* **Supplied entries**
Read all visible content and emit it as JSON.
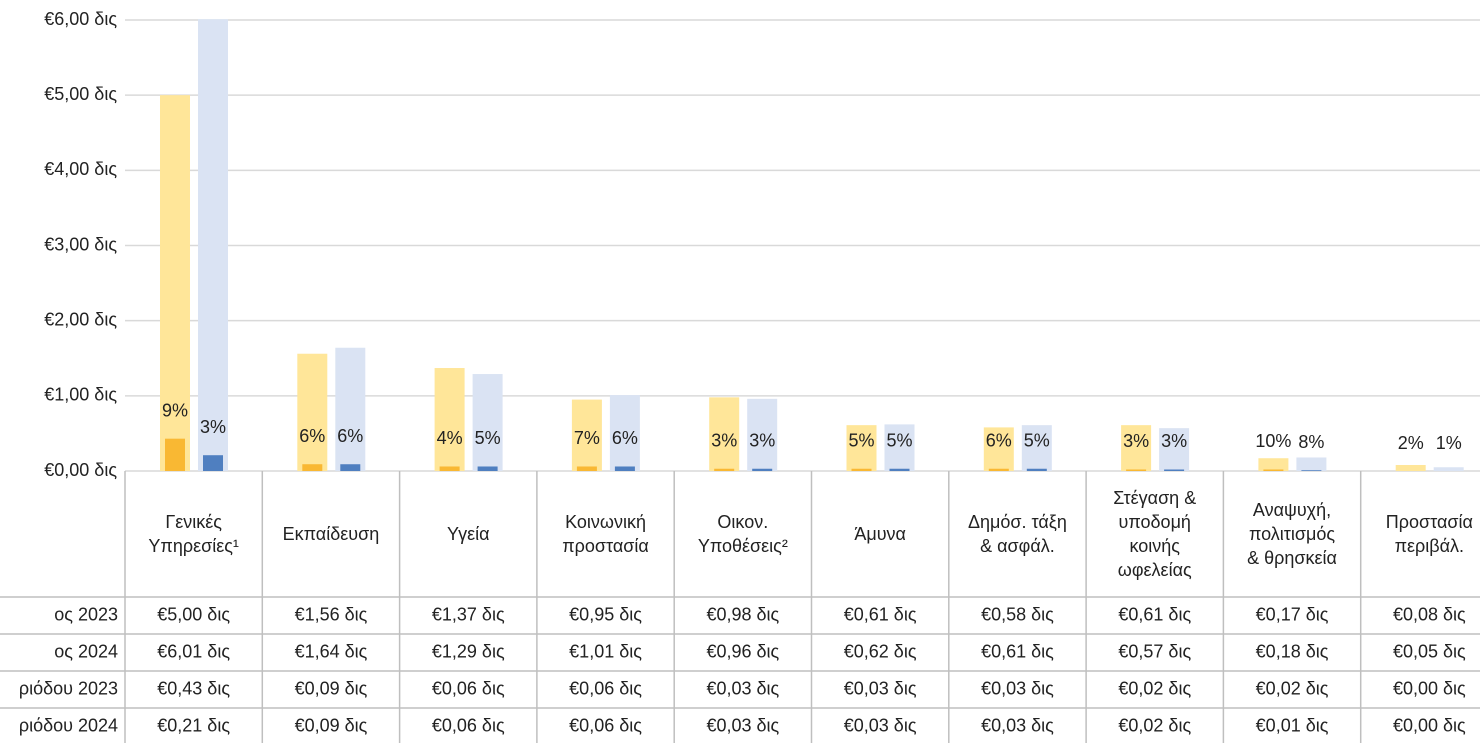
{
  "chart_data": {
    "type": "bar",
    "categories": [
      "Γενικές\nΥπηρεσίες¹",
      "Εκπαίδευση",
      "Υγεία",
      "Κοινωνική\nπροστασία",
      "Οικον.\nΥποθέσεις²",
      "Άμυνα",
      "Δημόσ. τάξη\n& ασφάλ.",
      "Στέγαση &\nυποδομή\nκοινής\nωφελείας",
      "Αναψυχή,\nπολιτισμός\n& θρησκεία",
      "Προστασία\nπεριβάλ."
    ],
    "series": [
      {
        "name": "ος 2023",
        "color": "#FFE699",
        "values": [
          5.0,
          1.56,
          1.37,
          0.95,
          0.98,
          0.61,
          0.58,
          0.61,
          0.17,
          0.08
        ],
        "value_labels": [
          "€5,00 δις",
          "€1,56 δις",
          "€1,37 δις",
          "€0,95 δις",
          "€0,98 δις",
          "€0,61 δις",
          "€0,58 δις",
          "€0,61 δις",
          "€0,17 δις",
          "€0,08 δις"
        ]
      },
      {
        "name": "ος 2024",
        "color": "#DAE3F3",
        "values": [
          6.01,
          1.64,
          1.29,
          1.01,
          0.96,
          0.62,
          0.61,
          0.57,
          0.18,
          0.05
        ],
        "value_labels": [
          "€6,01 δις",
          "€1,64 δις",
          "€1,29 δις",
          "€1,01 δις",
          "€0,96 δις",
          "€0,62 δις",
          "€0,61 δις",
          "€0,57 δις",
          "€0,18 δις",
          "€0,05 δις"
        ]
      },
      {
        "name": "ριόδου 2023",
        "color": "#F9B833",
        "values": [
          0.43,
          0.09,
          0.06,
          0.06,
          0.03,
          0.03,
          0.03,
          0.02,
          0.02,
          0.0
        ],
        "value_labels": [
          "€0,43 δις",
          "€0,09 δις",
          "€0,06 δις",
          "€0,06 δις",
          "€0,03 δις",
          "€0,03 δις",
          "€0,03 δις",
          "€0,02 δις",
          "€0,02 δις",
          "€0,00 δις"
        ]
      },
      {
        "name": "ριόδου 2024",
        "color": "#4F7FC0",
        "values": [
          0.21,
          0.09,
          0.06,
          0.06,
          0.03,
          0.03,
          0.03,
          0.02,
          0.01,
          0.0
        ],
        "value_labels": [
          "€0,21 δις",
          "€0,09 δις",
          "€0,06 δις",
          "€0,06 δις",
          "€0,03 δις",
          "€0,03 δις",
          "€0,03 δις",
          "€0,02 δις",
          "€0,01 δις",
          "€0,00 δις"
        ]
      }
    ],
    "shares": [
      {
        "values": [
          9,
          6,
          4,
          7,
          3,
          5,
          6,
          3,
          10,
          2
        ],
        "value_labels": [
          "9%",
          "6%",
          "4%",
          "7%",
          "3%",
          "5%",
          "6%",
          "3%",
          "10%",
          "2%"
        ]
      },
      {
        "values": [
          3,
          6,
          5,
          6,
          3,
          5,
          5,
          3,
          8,
          1
        ],
        "value_labels": [
          "3%",
          "6%",
          "5%",
          "6%",
          "3%",
          "5%",
          "5%",
          "3%",
          "8%",
          "1%"
        ]
      }
    ],
    "ylim": [
      0,
      6
    ],
    "yticks": [
      {
        "value": 0,
        "label": "€0,00 δις"
      },
      {
        "value": 1,
        "label": "€1,00 δις"
      },
      {
        "value": 2,
        "label": "€2,00 δις"
      },
      {
        "value": 3,
        "label": "€3,00 δις"
      },
      {
        "value": 4,
        "label": "€4,00 δις"
      },
      {
        "value": 5,
        "label": "€5,00 δις"
      },
      {
        "value": 6,
        "label": "€6,00 δις"
      }
    ],
    "grid": true
  }
}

* **Stated task**
Transcribe the material exactly, leaving every picture out.

* **Completed exercise**
Read all visible content and emit it as JSON.
{
  "chart_data": {
    "type": "bar",
    "categories": [
      "Γενικές\nΥπηρεσίες¹",
      "Εκπαίδευση",
      "Υγεία",
      "Κοινωνική\nπροστασία",
      "Οικον.\nΥποθέσεις²",
      "Άμυνα",
      "Δημόσ. τάξη\n& ασφάλ.",
      "Στέγαση &\nυποδομή\nκοινής\nωφελείας",
      "Αναψυχή,\nπολιτισμός\n& θρησκεία",
      "Προστασία\nπεριβάλ."
    ],
    "series": [
      {
        "name": "ος 2023",
        "color": "#FFE699",
        "values": [
          5.0,
          1.56,
          1.37,
          0.95,
          0.98,
          0.61,
          0.58,
          0.61,
          0.17,
          0.08
        ],
        "value_labels": [
          "€5,00 δις",
          "€1,56 δις",
          "€1,37 δις",
          "€0,95 δις",
          "€0,98 δις",
          "€0,61 δις",
          "€0,58 δις",
          "€0,61 δις",
          "€0,17 δις",
          "€0,08 δις"
        ]
      },
      {
        "name": "ος 2024",
        "color": "#DAE3F3",
        "values": [
          6.01,
          1.64,
          1.29,
          1.01,
          0.96,
          0.62,
          0.61,
          0.57,
          0.18,
          0.05
        ],
        "value_labels": [
          "€6,01 δις",
          "€1,64 δις",
          "€1,29 δις",
          "€1,01 δις",
          "€0,96 δις",
          "€0,62 δις",
          "€0,61 δις",
          "€0,57 δις",
          "€0,18 δις",
          "€0,05 δις"
        ]
      },
      {
        "name": "ριόδου 2023",
        "color": "#F9B833",
        "values": [
          0.43,
          0.09,
          0.06,
          0.06,
          0.03,
          0.03,
          0.03,
          0.02,
          0.02,
          0.0
        ],
        "value_labels": [
          "€0,43 δις",
          "€0,09 δις",
          "€0,06 δις",
          "€0,06 δις",
          "€0,03 δις",
          "€0,03 δις",
          "€0,03 δις",
          "€0,02 δις",
          "€0,02 δις",
          "€0,00 δις"
        ]
      },
      {
        "name": "ριόδου 2024",
        "color": "#4F7FC0",
        "values": [
          0.21,
          0.09,
          0.06,
          0.06,
          0.03,
          0.03,
          0.03,
          0.02,
          0.01,
          0.0
        ],
        "value_labels": [
          "€0,21 δις",
          "€0,09 δις",
          "€0,06 δις",
          "€0,06 δις",
          "€0,03 δις",
          "€0,03 δις",
          "€0,03 δις",
          "€0,02 δις",
          "€0,01 δις",
          "€0,00 δις"
        ]
      }
    ],
    "shares": [
      {
        "values": [
          9,
          6,
          4,
          7,
          3,
          5,
          6,
          3,
          10,
          2
        ],
        "value_labels": [
          "9%",
          "6%",
          "4%",
          "7%",
          "3%",
          "5%",
          "6%",
          "3%",
          "10%",
          "2%"
        ]
      },
      {
        "values": [
          3,
          6,
          5,
          6,
          3,
          5,
          5,
          3,
          8,
          1
        ],
        "value_labels": [
          "3%",
          "6%",
          "5%",
          "6%",
          "3%",
          "5%",
          "5%",
          "3%",
          "8%",
          "1%"
        ]
      }
    ],
    "ylim": [
      0,
      6
    ],
    "yticks": [
      {
        "value": 0,
        "label": "€0,00 δις"
      },
      {
        "value": 1,
        "label": "€1,00 δις"
      },
      {
        "value": 2,
        "label": "€2,00 δις"
      },
      {
        "value": 3,
        "label": "€3,00 δις"
      },
      {
        "value": 4,
        "label": "€4,00 δις"
      },
      {
        "value": 5,
        "label": "€5,00 δις"
      },
      {
        "value": 6,
        "label": "€6,00 δις"
      }
    ],
    "grid": true
  }
}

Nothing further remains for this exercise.